For each line of the data below that holds "title", copy the line.

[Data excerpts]
# # #

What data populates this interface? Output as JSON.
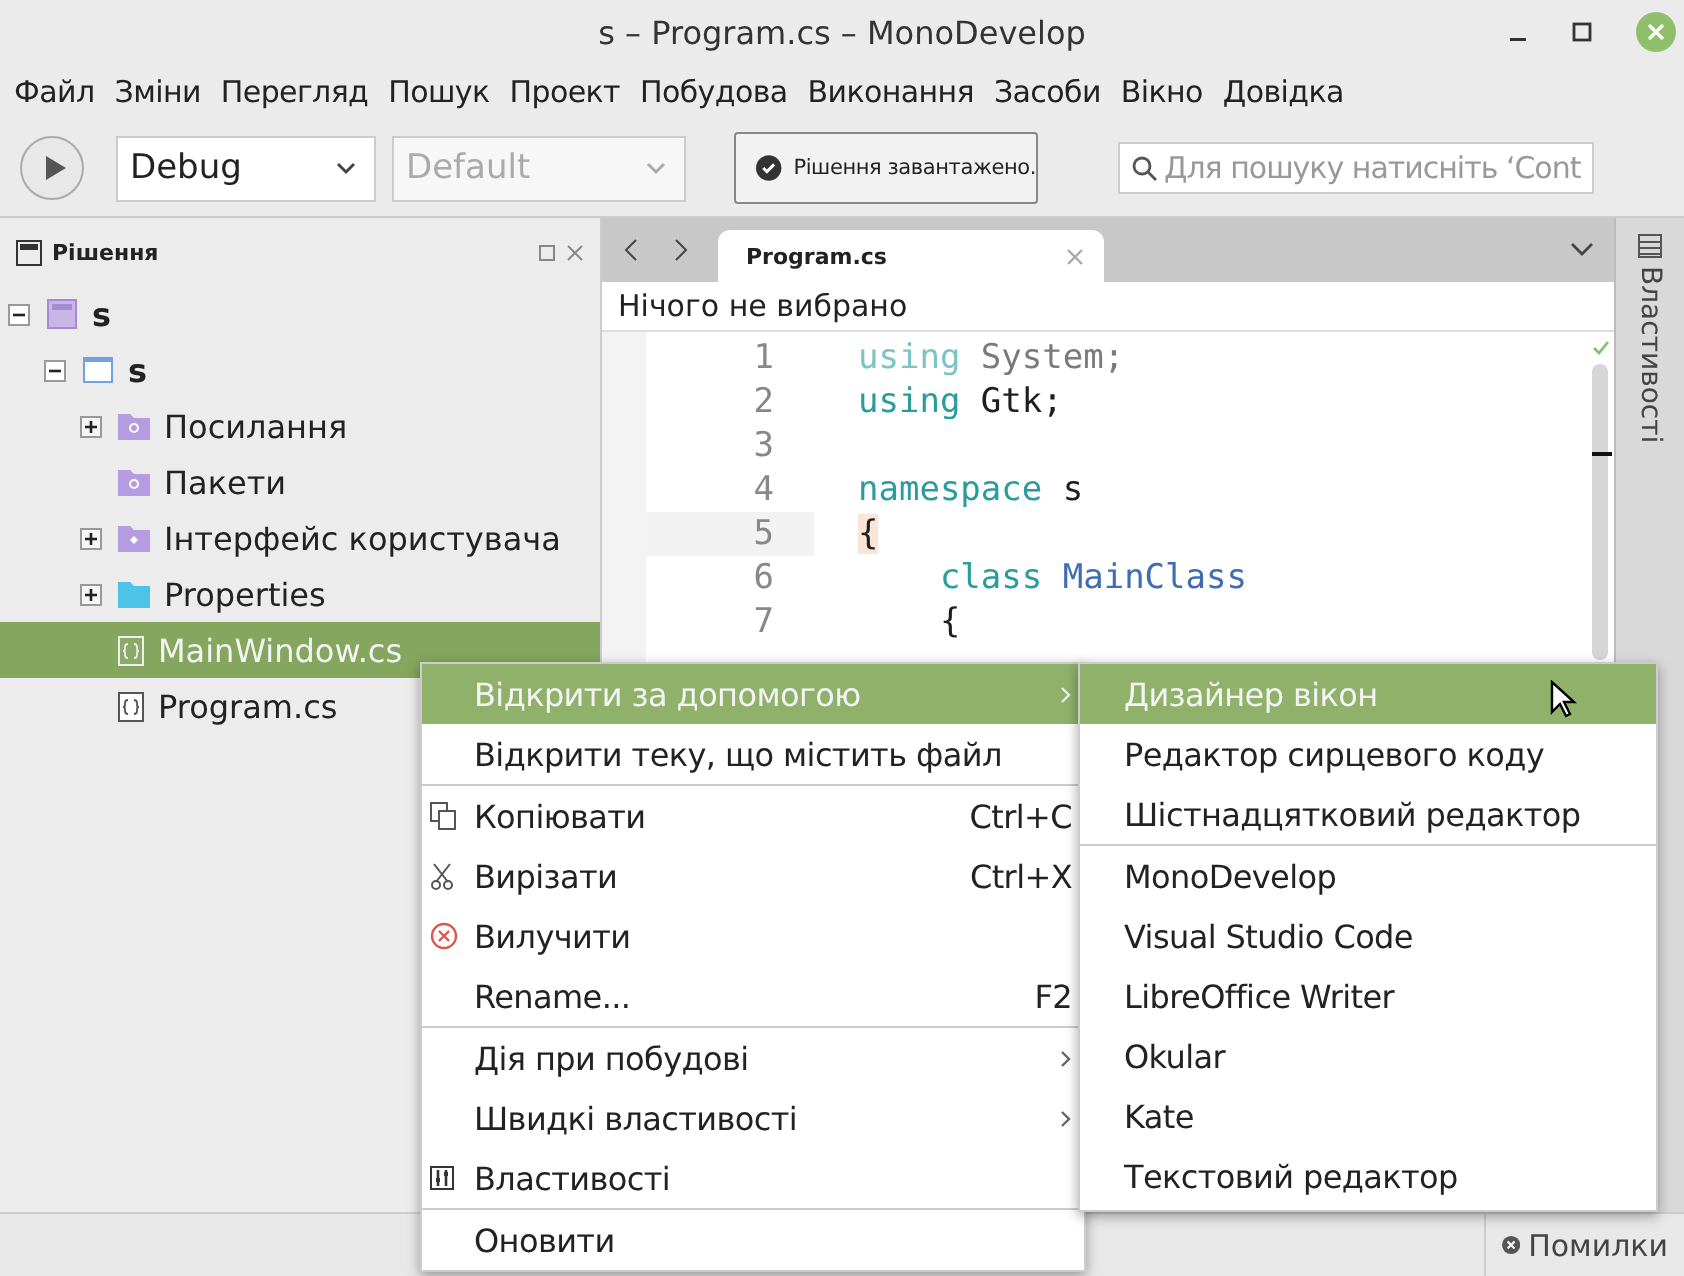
{
  "window": {
    "title": "s – Program.cs – MonoDevelop"
  },
  "menubar": [
    "Файл",
    "Зміни",
    "Перегляд",
    "Пошук",
    "Проект",
    "Побудова",
    "Виконання",
    "Засоби",
    "Вікно",
    "Довідка"
  ],
  "toolbar": {
    "configuration": {
      "value": "Debug",
      "disabled": false
    },
    "platform": {
      "value": "Default",
      "disabled": true
    },
    "status": "Рішення завантажено.",
    "search": {
      "placeholder": "Для пошуку натисніть ‘Cont"
    }
  },
  "solution_pad": {
    "title": "Рішення",
    "tree": [
      {
        "label": "s",
        "kind": "solution",
        "expanded": true,
        "selected": false,
        "children": [
          {
            "label": "s",
            "kind": "project",
            "expanded": true,
            "selected": false,
            "children": [
              {
                "label": "Посилання",
                "kind": "references",
                "expanded": false,
                "selected": false
              },
              {
                "label": "Пакети",
                "kind": "packages",
                "selected": false
              },
              {
                "label": "Інтерфейс користувача",
                "kind": "gui",
                "expanded": false,
                "selected": false
              },
              {
                "label": "Properties",
                "kind": "folder",
                "expanded": false,
                "selected": false
              },
              {
                "label": "MainWindow.cs",
                "kind": "file",
                "selected": true
              },
              {
                "label": "Program.cs",
                "kind": "file",
                "selected": false
              }
            ]
          }
        ]
      }
    ]
  },
  "editor": {
    "tabs": [
      {
        "label": "Program.cs",
        "selected": true
      }
    ],
    "breadcrumb": "Нічого не вибрано",
    "lines": [
      {
        "number": "1",
        "current": false,
        "tokens": [
          {
            "kind": "dim-keyword",
            "text": "using"
          },
          {
            "kind": "dim",
            "text": " System;"
          }
        ]
      },
      {
        "number": "2",
        "current": false,
        "tokens": [
          {
            "kind": "keyword",
            "text": "using"
          },
          {
            "kind": "plain",
            "text": " Gtk;"
          }
        ]
      },
      {
        "number": "3",
        "current": false
      },
      {
        "number": "4",
        "current": false,
        "tokens": [
          {
            "kind": "keyword",
            "text": "namespace"
          },
          {
            "kind": "plain",
            "text": " s"
          }
        ]
      },
      {
        "number": "5",
        "current": true,
        "tokens": [
          {
            "kind": "bracket-match",
            "text": "{"
          }
        ]
      },
      {
        "number": "6",
        "current": false,
        "tokens": [
          {
            "kind": "keyword",
            "text": "    class"
          },
          {
            "kind": "type",
            "text": " MainClass"
          }
        ]
      },
      {
        "number": "7",
        "current": false,
        "tokens": [
          {
            "kind": "plain",
            "text": "    {"
          }
        ]
      }
    ]
  },
  "context_menu": [
    {
      "kind": "item",
      "label": "Відкрити за допомогою",
      "submenu": true,
      "selected": true
    },
    {
      "kind": "item",
      "label": "Відкрити теку, що містить файл",
      "submenu": false,
      "selected": false
    },
    {
      "kind": "separator"
    },
    {
      "kind": "copy",
      "label": "Копіювати",
      "shortcut": "Ctrl+C",
      "submenu": false,
      "selected": false
    },
    {
      "kind": "cut",
      "label": "Вирізати",
      "shortcut": "Ctrl+X",
      "submenu": false,
      "selected": false
    },
    {
      "kind": "delete",
      "label": "Вилучити",
      "submenu": false,
      "selected": false
    },
    {
      "kind": "item",
      "label": "Rename...",
      "shortcut": "F2",
      "submenu": false,
      "selected": false
    },
    {
      "kind": "separator"
    },
    {
      "kind": "item",
      "label": "Дія при побудові",
      "submenu": true,
      "selected": false
    },
    {
      "kind": "item",
      "label": "Швидкі властивості",
      "submenu": true,
      "selected": false
    },
    {
      "kind": "properties",
      "label": "Властивості",
      "submenu": false,
      "selected": false
    },
    {
      "kind": "separator"
    },
    {
      "kind": "item",
      "label": "Оновити",
      "submenu": false,
      "selected": false
    }
  ],
  "submenu": [
    {
      "kind": "item",
      "label": "Дизайнер вікон",
      "selected": true
    },
    {
      "kind": "item",
      "label": "Редактор сирцевого коду",
      "selected": false
    },
    {
      "kind": "item",
      "label": "Шістнадцятковий редактор",
      "selected": false
    },
    {
      "kind": "separator"
    },
    {
      "kind": "item",
      "label": "MonoDevelop",
      "selected": false
    },
    {
      "kind": "item",
      "label": "Visual Studio Code",
      "selected": false
    },
    {
      "kind": "item",
      "label": "LibreOffice Writer",
      "selected": false
    },
    {
      "kind": "item",
      "label": "Okular",
      "selected": false
    },
    {
      "kind": "item",
      "label": "Kate",
      "selected": false
    },
    {
      "kind": "item",
      "label": "Текстовий редактор",
      "selected": false
    }
  ],
  "side_pad": {
    "label": "Властивості"
  },
  "status_bar": {
    "errors": "Помилки"
  }
}
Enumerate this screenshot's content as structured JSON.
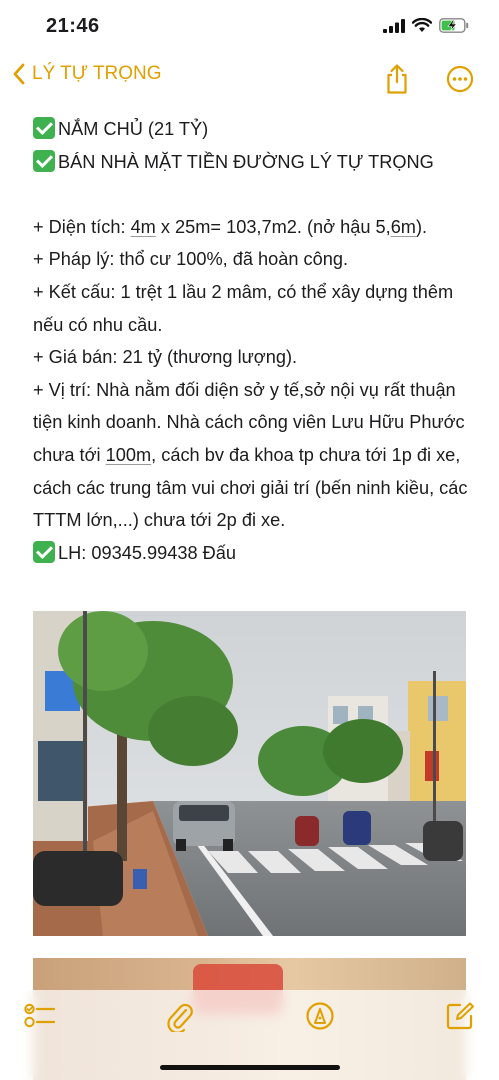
{
  "status_bar": {
    "time": "21:46"
  },
  "nav": {
    "back_label": "LÝ TỰ TRỌNG"
  },
  "note": {
    "lines": [
      "NẮM CHỦ (21 TỶ)",
      "BÁN NHÀ MẶT TIỀN ĐƯỜNG LÝ TỰ TRỌNG",
      "+ Diện tích: ",
      "4m",
      " x 25m= 103,7m2. (nở hậu 5,",
      "6m",
      ").",
      "+ Pháp lý: thổ cư 100%, đã hoàn công.",
      "+ Kết cấu: 1 trệt 1 lầu 2 mâm, có thể xây dựng thêm nếu có nhu cầu.",
      "+ Giá bán: 21 tỷ (thương lượng).",
      "+ Vị trí: Nhà nằm đối diện sở y tế,sở nội vụ rất thuận tiện kinh doanh. Nhà cách công viên Lưu Hữu Phước chưa tới ",
      "100m",
      ", cách bv đa khoa tp chưa tới 1p đi xe, cách các trung tâm vui chơi giải trí (bến ninh kiều, các TTTM lớn,...) chưa tới 2p đi xe.",
      "LH: 09345.99438 Đấu"
    ]
  },
  "colors": {
    "accent": "#e0a100",
    "check": "#3fb14f"
  },
  "icons": {
    "toolbar": [
      "checklist-icon",
      "attachment-icon",
      "markup-icon",
      "compose-icon"
    ],
    "nav": [
      "share-icon",
      "more-icon"
    ]
  }
}
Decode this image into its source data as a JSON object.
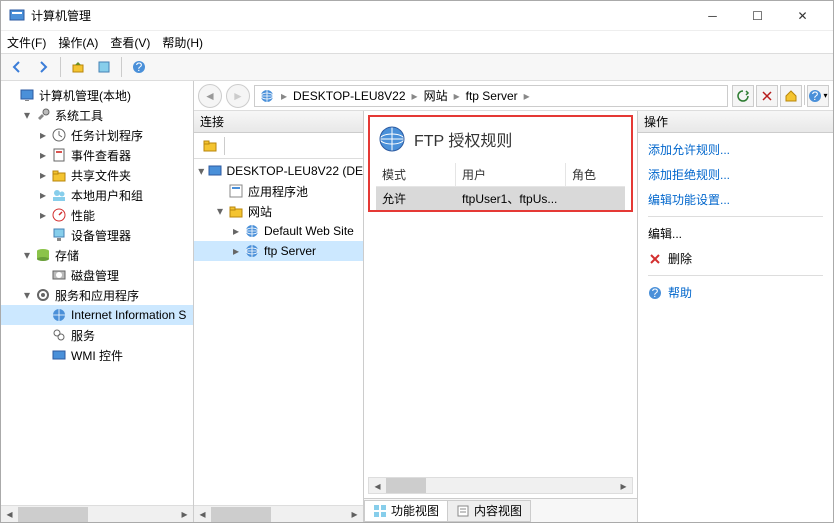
{
  "window": {
    "title": "计算机管理"
  },
  "menu": {
    "file": "文件(F)",
    "action": "操作(A)",
    "view": "查看(V)",
    "help": "帮助(H)"
  },
  "leftTree": [
    {
      "indent": 0,
      "exp": "",
      "icon": "mgmt-icon",
      "label": "计算机管理(本地)"
    },
    {
      "indent": 1,
      "exp": "▾",
      "icon": "tools-icon",
      "label": "系统工具"
    },
    {
      "indent": 2,
      "exp": "▸",
      "icon": "task-icon",
      "label": "任务计划程序"
    },
    {
      "indent": 2,
      "exp": "▸",
      "icon": "event-icon",
      "label": "事件查看器"
    },
    {
      "indent": 2,
      "exp": "▸",
      "icon": "share-icon",
      "label": "共享文件夹"
    },
    {
      "indent": 2,
      "exp": "▸",
      "icon": "users-icon",
      "label": "本地用户和组"
    },
    {
      "indent": 2,
      "exp": "▸",
      "icon": "perf-icon",
      "label": "性能"
    },
    {
      "indent": 2,
      "exp": "",
      "icon": "device-icon",
      "label": "设备管理器"
    },
    {
      "indent": 1,
      "exp": "▾",
      "icon": "storage-icon",
      "label": "存储"
    },
    {
      "indent": 2,
      "exp": "",
      "icon": "disk-icon",
      "label": "磁盘管理"
    },
    {
      "indent": 1,
      "exp": "▾",
      "icon": "services-icon",
      "label": "服务和应用程序"
    },
    {
      "indent": 2,
      "exp": "",
      "icon": "iis-icon",
      "label": "Internet Information S",
      "selected": true
    },
    {
      "indent": 2,
      "exp": "",
      "icon": "svc-icon",
      "label": "服务"
    },
    {
      "indent": 2,
      "exp": "",
      "icon": "wmi-icon",
      "label": "WMI 控件"
    }
  ],
  "breadcrumbs": {
    "host": "DESKTOP-LEU8V22",
    "sites": "网站",
    "server": "ftp Server"
  },
  "panes": {
    "conn": "连接",
    "actions": "操作"
  },
  "connTree": [
    {
      "indent": 0,
      "exp": "▾",
      "icon": "host-icon",
      "label": "DESKTOP-LEU8V22 (DE"
    },
    {
      "indent": 1,
      "exp": "",
      "icon": "pool-icon",
      "label": "应用程序池"
    },
    {
      "indent": 1,
      "exp": "▾",
      "icon": "sites-icon",
      "label": "网站"
    },
    {
      "indent": 2,
      "exp": "▸",
      "icon": "globe-icon",
      "label": "Default Web Site"
    },
    {
      "indent": 2,
      "exp": "▸",
      "icon": "globe-icon",
      "label": "ftp Server",
      "selected": true
    }
  ],
  "center": {
    "title": "FTP 授权规则",
    "cols": {
      "mode": "模式",
      "user": "用户",
      "role": "角色"
    },
    "row": {
      "mode": "允许",
      "user": "ftpUser1、ftpUs...",
      "role": ""
    }
  },
  "tabs": {
    "features": "功能视图",
    "content": "内容视图"
  },
  "actions": {
    "addAllow": "添加允许规则...",
    "addDeny": "添加拒绝规则...",
    "editFeature": "编辑功能设置...",
    "edit": "编辑...",
    "delete": "删除",
    "help": "帮助"
  }
}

# # #

ANSWER TO THIS EXERCISE:
    "title": "s – Program.cs – MonoDevelop"
    "title": "Рішення",
    "title": "计算机管理"
    "title": "FTP 授权规则",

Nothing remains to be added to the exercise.